Find the string "this" in the listing and report every line that has it.

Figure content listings
★ ★ ★ ★ ★

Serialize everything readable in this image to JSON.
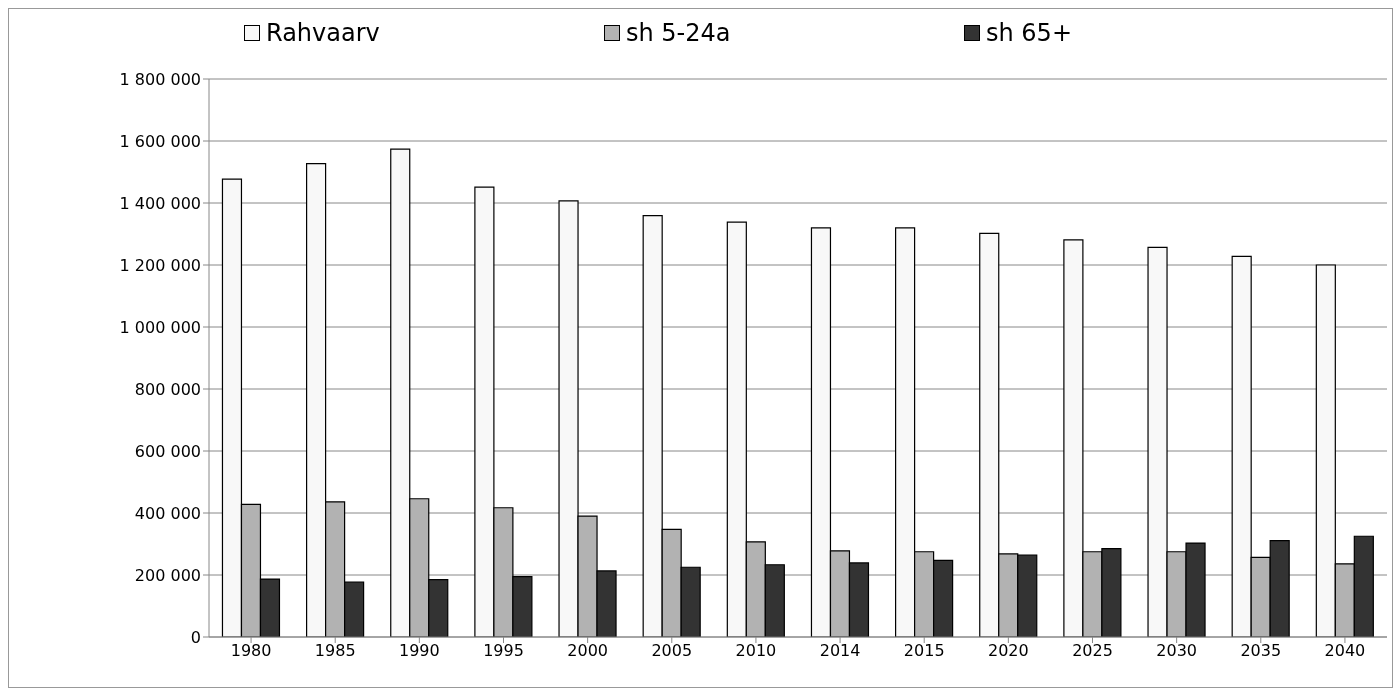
{
  "chart_data": {
    "type": "bar",
    "categories": [
      "1980",
      "1985",
      "1990",
      "1995",
      "2000",
      "2005",
      "2010",
      "2014",
      "2015",
      "2020",
      "2025",
      "2030",
      "2035",
      "2040"
    ],
    "series": [
      {
        "name": "Rahvaarv",
        "color": "#f8f8f8",
        "values": [
          1477000,
          1527000,
          1574000,
          1451000,
          1407000,
          1359000,
          1338000,
          1320000,
          1320000,
          1302000,
          1281000,
          1257000,
          1228000,
          1200000
        ]
      },
      {
        "name": "sh 5-24a",
        "color": "#b2b2b2",
        "values": [
          428000,
          436000,
          446000,
          417000,
          390000,
          347000,
          307000,
          278000,
          275000,
          268000,
          275000,
          275000,
          257000,
          236000
        ]
      },
      {
        "name": "sh 65+",
        "color": "#333333",
        "values": [
          187000,
          177000,
          185000,
          195000,
          213000,
          225000,
          233000,
          239000,
          247000,
          264000,
          285000,
          303000,
          311000,
          325000
        ]
      }
    ],
    "ylim": [
      0,
      1800000
    ],
    "yticks": [
      0,
      {
        "value": 200000,
        "label": "200 000"
      },
      {
        "value": 400000,
        "label": "400 000"
      },
      {
        "value": 600000,
        "label": "600 000"
      },
      {
        "value": 800000,
        "label": "800 000"
      },
      {
        "value": 1000000,
        "label": "1 000 000"
      },
      {
        "value": 1200000,
        "label": "1 200 000"
      },
      {
        "value": 1400000,
        "label": "1 400 000"
      },
      {
        "value": 1600000,
        "label": "1 600 000"
      },
      {
        "value": 1800000,
        "label": "1 800 000"
      }
    ],
    "grid": "y",
    "legend": "top"
  }
}
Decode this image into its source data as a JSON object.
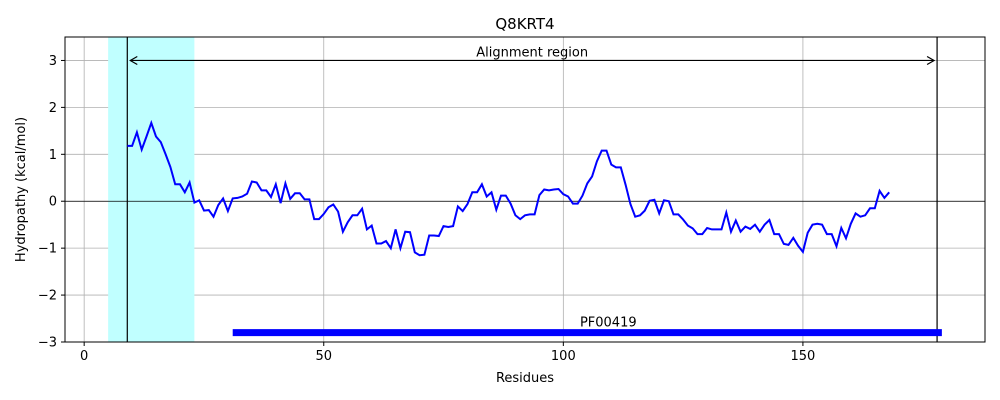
{
  "chart_data": {
    "type": "line",
    "title": "Q8KRT4",
    "xlabel": "Residues",
    "ylabel": "Hydropathy (kcal/mol)",
    "xlim": [
      -4,
      188
    ],
    "ylim": [
      -3,
      3.5
    ],
    "xticks": [
      0,
      50,
      100,
      150
    ],
    "yticks": [
      -3,
      -2,
      -1,
      0,
      1,
      2,
      3
    ],
    "grid": true,
    "series": [
      {
        "color": "#0000ff",
        "x": [
          9,
          10,
          11,
          12,
          13,
          14,
          15,
          16,
          17,
          18,
          19,
          20,
          21,
          22,
          23,
          24,
          25,
          26,
          27,
          28,
          29,
          30,
          31,
          32,
          33,
          34,
          35,
          36,
          37,
          38,
          39,
          40,
          41,
          42,
          43,
          44,
          45,
          46,
          47,
          48,
          49,
          50,
          51,
          52,
          53,
          54,
          55,
          56,
          57,
          58,
          59,
          60,
          61,
          62,
          63,
          64,
          65,
          66,
          67,
          68,
          69,
          70,
          71,
          72,
          73,
          74,
          75,
          76,
          77,
          78,
          79,
          80,
          81,
          82,
          83,
          84,
          85,
          86,
          87,
          88,
          89,
          90,
          91,
          92,
          93,
          94,
          95,
          96,
          97,
          98,
          99,
          100,
          101,
          102,
          103,
          104,
          105,
          106,
          107,
          108,
          109,
          110,
          111,
          112,
          113,
          114,
          115,
          116,
          117,
          118,
          119,
          120,
          121,
          122,
          123,
          124,
          125,
          126,
          127,
          128,
          129,
          130,
          131,
          132,
          133,
          134,
          135,
          136,
          137,
          138,
          139,
          140,
          141,
          142,
          143,
          144,
          145,
          146,
          147,
          148,
          149,
          150,
          151,
          152,
          153,
          154,
          155,
          156,
          157,
          158,
          159,
          160,
          161,
          162,
          163,
          164,
          165,
          166,
          167,
          168
        ],
        "y": [
          1.18,
          1.18,
          1.47,
          1.1,
          1.38,
          1.67,
          1.38,
          1.26,
          1.0,
          0.73,
          0.36,
          0.36,
          0.19,
          0.4,
          -0.03,
          0.02,
          -0.2,
          -0.19,
          -0.33,
          -0.08,
          0.06,
          -0.21,
          0.06,
          0.07,
          0.1,
          0.16,
          0.42,
          0.4,
          0.23,
          0.23,
          0.09,
          0.36,
          -0.04,
          0.38,
          0.05,
          0.17,
          0.17,
          0.04,
          0.04,
          -0.38,
          -0.38,
          -0.27,
          -0.13,
          -0.07,
          -0.22,
          -0.65,
          -0.45,
          -0.3,
          -0.3,
          -0.16,
          -0.6,
          -0.52,
          -0.9,
          -0.9,
          -0.85,
          -1.0,
          -0.6,
          -1.0,
          -0.65,
          -0.66,
          -1.09,
          -1.15,
          -1.14,
          -0.73,
          -0.73,
          -0.74,
          -0.53,
          -0.55,
          -0.53,
          -0.11,
          -0.21,
          -0.06,
          0.19,
          0.19,
          0.36,
          0.1,
          0.19,
          -0.18,
          0.12,
          0.12,
          -0.05,
          -0.3,
          -0.38,
          -0.3,
          -0.28,
          -0.28,
          0.13,
          0.25,
          0.23,
          0.25,
          0.26,
          0.15,
          0.1,
          -0.05,
          -0.05,
          0.12,
          0.38,
          0.53,
          0.85,
          1.08,
          1.08,
          0.78,
          0.72,
          0.72,
          0.35,
          -0.06,
          -0.33,
          -0.3,
          -0.2,
          0.01,
          0.03,
          -0.26,
          0.02,
          0.0,
          -0.28,
          -0.28,
          -0.39,
          -0.52,
          -0.58,
          -0.7,
          -0.7,
          -0.57,
          -0.6,
          -0.6,
          -0.6,
          -0.24,
          -0.65,
          -0.41,
          -0.65,
          -0.54,
          -0.59,
          -0.5,
          -0.65,
          -0.5,
          -0.4,
          -0.7,
          -0.7,
          -0.91,
          -0.93,
          -0.78,
          -0.95,
          -1.08,
          -0.67,
          -0.5,
          -0.48,
          -0.5,
          -0.7,
          -0.7,
          -0.96,
          -0.57,
          -0.79,
          -0.48,
          -0.26,
          -0.33,
          -0.3,
          -0.15,
          -0.15,
          0.22,
          0.07,
          0.19
        ]
      }
    ],
    "region_shade": {
      "x0": 5,
      "x1": 23,
      "color": "#c0ffff"
    },
    "alignment": {
      "label": "Alignment region",
      "x0": 9,
      "x1": 178,
      "y": 3.0
    },
    "domain_bar": {
      "label": "PF00419",
      "x0": 31,
      "x1": 179,
      "y": -2.8,
      "color": "#0000ff"
    }
  }
}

★ ★ ★ ★ ★

**Written reply**
Serialize everything readable in this image to JSON.
Decode this image into its source data as a JSON object.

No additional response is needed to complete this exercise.